- [Task requirements]: Copy every line of the material below word for word.

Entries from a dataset
════
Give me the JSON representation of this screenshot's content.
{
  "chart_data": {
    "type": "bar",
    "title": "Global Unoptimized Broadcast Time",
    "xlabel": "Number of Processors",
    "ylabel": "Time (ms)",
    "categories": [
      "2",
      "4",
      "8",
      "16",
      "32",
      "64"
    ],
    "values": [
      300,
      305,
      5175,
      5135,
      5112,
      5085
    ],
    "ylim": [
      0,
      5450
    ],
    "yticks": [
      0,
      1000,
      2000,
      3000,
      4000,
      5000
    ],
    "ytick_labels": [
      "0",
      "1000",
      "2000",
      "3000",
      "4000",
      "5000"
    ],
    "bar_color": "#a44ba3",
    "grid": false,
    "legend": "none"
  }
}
════
- [Result of this exercise]:
Give me the JSON representation of this screenshot's content.
{
  "chart_data": {
    "type": "bar",
    "title": "Global Unoptimized Broadcast Time",
    "xlabel": "Number of Processors",
    "ylabel": "Time (ms)",
    "categories": [
      "2",
      "4",
      "8",
      "16",
      "32",
      "64"
    ],
    "values": [
      300,
      305,
      5175,
      5135,
      5112,
      5085
    ],
    "ylim": [
      0,
      5450
    ],
    "yticks": [
      0,
      1000,
      2000,
      3000,
      4000,
      5000
    ],
    "ytick_labels": [
      "0",
      "1000",
      "2000",
      "3000",
      "4000",
      "5000"
    ],
    "bar_color": "#a44ba3",
    "grid": false,
    "legend": "none"
  }
}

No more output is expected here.